Under the republicans, I assume those policies would be offered.
David Anderson
@JPL: That would need 60 votes in the Senate to repeal the Essential Health Benefit rules but yes in a world where the AV bands are done away with, then those types of junk policies would be sold.
FlipYrWhig
So are the Republicans trying to say that their law will admittedly explode a lot of people’s current health insurance BUT WAIT BEFORE YOU GET MAD THERE’S ONE MORE THING it will unleash so many awesome new cheap insurance products that the tradeoff will be totally worth it? Because that’s the only way I can make any sense of anybody’s positive reaction to the CBO score.
Yarrow
Screaming their heads off that they like this bill? Or don’t like it?
I thought someone posted yesterday–was it you?–that Anthem had come out in support of this bill. Am I misremembering?
SRW1
@David Anderson:
If the the Essential Health Benefit rules were repealed, that would presumably also affect people who get their health insurance via their job. Voila, religious objections to contraceptives and other icky stuff, here we come.
David Anderson
@Yarrow: Anthem is the only one who has come up in tepid support (IE they like the State Stabilization fund, they like the subsidies, they hate Medicaid expansion roll-back). AHIP the industry trade group is out and loud against the bill. Molina said it would raise rates 30% due to the bill
Yarrow
@David Anderson: Thanks! And great news!
I would love to see a post listing every group that has come out against the bill, and I guess every group that has come out in support so we can hammer them. Probably already out there–I just missed it. Had a really busy end to the week, weekend and yesterday. Catching up today.
Another Scott
@David Anderson: I haven’t seen that AHIP is “loud against the bill”. It certainly doesn’t jump out at me at their blog, and lots of what I do find there (praise of ‘consumer choice’ and HSAs and ‘partnerships’ sounds like the usual GOP pablum to hide gutting of Obamacare to me. What I’ve read there (which I admit isn’t a lot) sounds like they are most concerned that the subsidies keep flowing, and that they’re freed of as many of the insurance cost-control regulations as possible. Shocking, I know. ;-)
Linky?
Thanks.
Cheers,
Scott.
Barbara
@David Anderson: Just a clarification. If state regulatory over insurance companies is maintained, states could still prohibit the sale of these kinds of policies.

Data extracts:
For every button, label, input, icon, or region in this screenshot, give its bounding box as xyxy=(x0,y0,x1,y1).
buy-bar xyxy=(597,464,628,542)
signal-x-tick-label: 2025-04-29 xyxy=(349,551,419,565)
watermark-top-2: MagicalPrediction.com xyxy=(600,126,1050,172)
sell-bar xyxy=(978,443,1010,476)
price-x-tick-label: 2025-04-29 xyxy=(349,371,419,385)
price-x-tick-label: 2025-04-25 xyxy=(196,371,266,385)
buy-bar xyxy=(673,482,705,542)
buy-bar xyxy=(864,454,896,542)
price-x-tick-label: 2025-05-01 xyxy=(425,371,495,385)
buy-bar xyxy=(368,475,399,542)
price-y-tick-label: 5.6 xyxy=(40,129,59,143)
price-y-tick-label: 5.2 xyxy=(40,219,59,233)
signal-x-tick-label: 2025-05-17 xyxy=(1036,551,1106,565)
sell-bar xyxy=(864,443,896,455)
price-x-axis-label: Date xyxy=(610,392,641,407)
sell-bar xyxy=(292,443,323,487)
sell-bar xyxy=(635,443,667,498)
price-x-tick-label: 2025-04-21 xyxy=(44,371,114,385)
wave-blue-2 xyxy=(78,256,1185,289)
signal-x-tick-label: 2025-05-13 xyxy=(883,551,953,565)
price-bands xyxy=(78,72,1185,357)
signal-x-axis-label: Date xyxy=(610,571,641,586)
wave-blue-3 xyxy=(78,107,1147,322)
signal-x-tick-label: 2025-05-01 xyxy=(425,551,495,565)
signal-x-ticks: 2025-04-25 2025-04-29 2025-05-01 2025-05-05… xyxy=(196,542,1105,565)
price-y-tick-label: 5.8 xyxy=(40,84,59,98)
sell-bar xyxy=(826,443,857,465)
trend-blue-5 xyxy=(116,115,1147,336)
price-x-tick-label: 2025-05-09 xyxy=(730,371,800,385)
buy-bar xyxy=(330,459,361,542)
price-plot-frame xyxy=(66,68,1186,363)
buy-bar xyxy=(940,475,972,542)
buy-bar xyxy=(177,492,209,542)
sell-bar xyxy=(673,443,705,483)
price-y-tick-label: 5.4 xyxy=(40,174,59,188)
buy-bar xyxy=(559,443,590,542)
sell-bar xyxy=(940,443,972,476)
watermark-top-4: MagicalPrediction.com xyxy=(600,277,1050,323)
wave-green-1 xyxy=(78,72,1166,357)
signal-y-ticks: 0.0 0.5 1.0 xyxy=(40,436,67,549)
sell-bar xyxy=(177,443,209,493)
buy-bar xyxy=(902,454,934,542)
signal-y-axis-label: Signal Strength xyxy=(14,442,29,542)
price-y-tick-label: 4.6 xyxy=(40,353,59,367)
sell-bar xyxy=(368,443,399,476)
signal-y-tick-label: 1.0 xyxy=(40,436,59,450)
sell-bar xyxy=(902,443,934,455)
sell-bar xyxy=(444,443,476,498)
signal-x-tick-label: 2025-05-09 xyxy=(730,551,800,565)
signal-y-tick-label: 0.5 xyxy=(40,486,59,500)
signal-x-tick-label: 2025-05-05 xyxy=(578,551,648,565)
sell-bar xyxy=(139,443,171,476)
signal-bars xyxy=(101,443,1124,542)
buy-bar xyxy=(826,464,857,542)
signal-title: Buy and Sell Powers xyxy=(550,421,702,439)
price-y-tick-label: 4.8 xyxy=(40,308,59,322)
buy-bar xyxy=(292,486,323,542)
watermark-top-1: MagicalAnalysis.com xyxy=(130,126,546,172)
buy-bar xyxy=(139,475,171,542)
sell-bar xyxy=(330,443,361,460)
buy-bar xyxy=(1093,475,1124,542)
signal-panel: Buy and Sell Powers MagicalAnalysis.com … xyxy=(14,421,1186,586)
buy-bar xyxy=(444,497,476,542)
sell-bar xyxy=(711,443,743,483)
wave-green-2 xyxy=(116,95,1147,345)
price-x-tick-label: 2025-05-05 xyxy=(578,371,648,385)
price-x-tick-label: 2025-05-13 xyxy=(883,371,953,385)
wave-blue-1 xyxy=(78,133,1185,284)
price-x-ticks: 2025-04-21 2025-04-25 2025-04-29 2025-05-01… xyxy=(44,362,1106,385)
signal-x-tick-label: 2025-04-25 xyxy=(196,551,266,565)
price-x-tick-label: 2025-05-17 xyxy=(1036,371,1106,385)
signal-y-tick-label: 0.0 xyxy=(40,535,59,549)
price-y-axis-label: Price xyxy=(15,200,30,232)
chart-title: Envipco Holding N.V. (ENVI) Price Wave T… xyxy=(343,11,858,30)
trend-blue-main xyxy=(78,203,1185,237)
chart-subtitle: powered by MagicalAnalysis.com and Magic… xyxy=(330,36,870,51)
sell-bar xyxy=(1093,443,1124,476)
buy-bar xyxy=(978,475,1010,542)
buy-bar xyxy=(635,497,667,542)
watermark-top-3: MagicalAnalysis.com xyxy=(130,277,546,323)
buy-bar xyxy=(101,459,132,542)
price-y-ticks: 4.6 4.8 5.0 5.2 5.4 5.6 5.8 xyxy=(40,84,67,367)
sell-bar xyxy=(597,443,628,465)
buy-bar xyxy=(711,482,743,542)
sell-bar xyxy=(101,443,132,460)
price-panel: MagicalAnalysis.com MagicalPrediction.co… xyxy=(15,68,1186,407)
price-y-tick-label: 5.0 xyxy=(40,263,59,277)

What to do: Pick up the comment thread on the Republican health bill after its final line and continue it. The entries are separate material and have no connection to the comment thread on the Republican health bill.

Task response:
@Another Scott: AHIP’s membership is often very conflicted over specific legislative initiatives because they occupy different market niches — national versus regional, significant versus insignificant government program business, lots of self-insured accounts versus none, etc.. That means they often end up pursuing a lowest common denominator strategy — keep the money flowing, keep the regulations to a minimum.
With respect to both of these issues — EHB and regulation — as a practical matter, even if they think the EHB regime is insufficiently flexible, the kinds of insurers that constitute AHIP’s membership are not trying to make money by selling skimpy policies to people who can barely afford the premium. That would require a completely different business and marketing strategy. If I had to guess, the regulation that they hate the most is the MLR requirement. It was thrown in to the ACA at the last minute per the legislative wizardry of Jay Rockefeller, and it caught so many people and lobbyists off guard at the time that no one was able to implement a plan to keep it out.
ETA: I know many people think MLR is a great thing, and it might help alleviate certain issues to a certain extent, but it only really works where there is a lot of competition in a market. Otherwise, it just becomes an incentive for insurers and big hospital systems to share monopoly rents.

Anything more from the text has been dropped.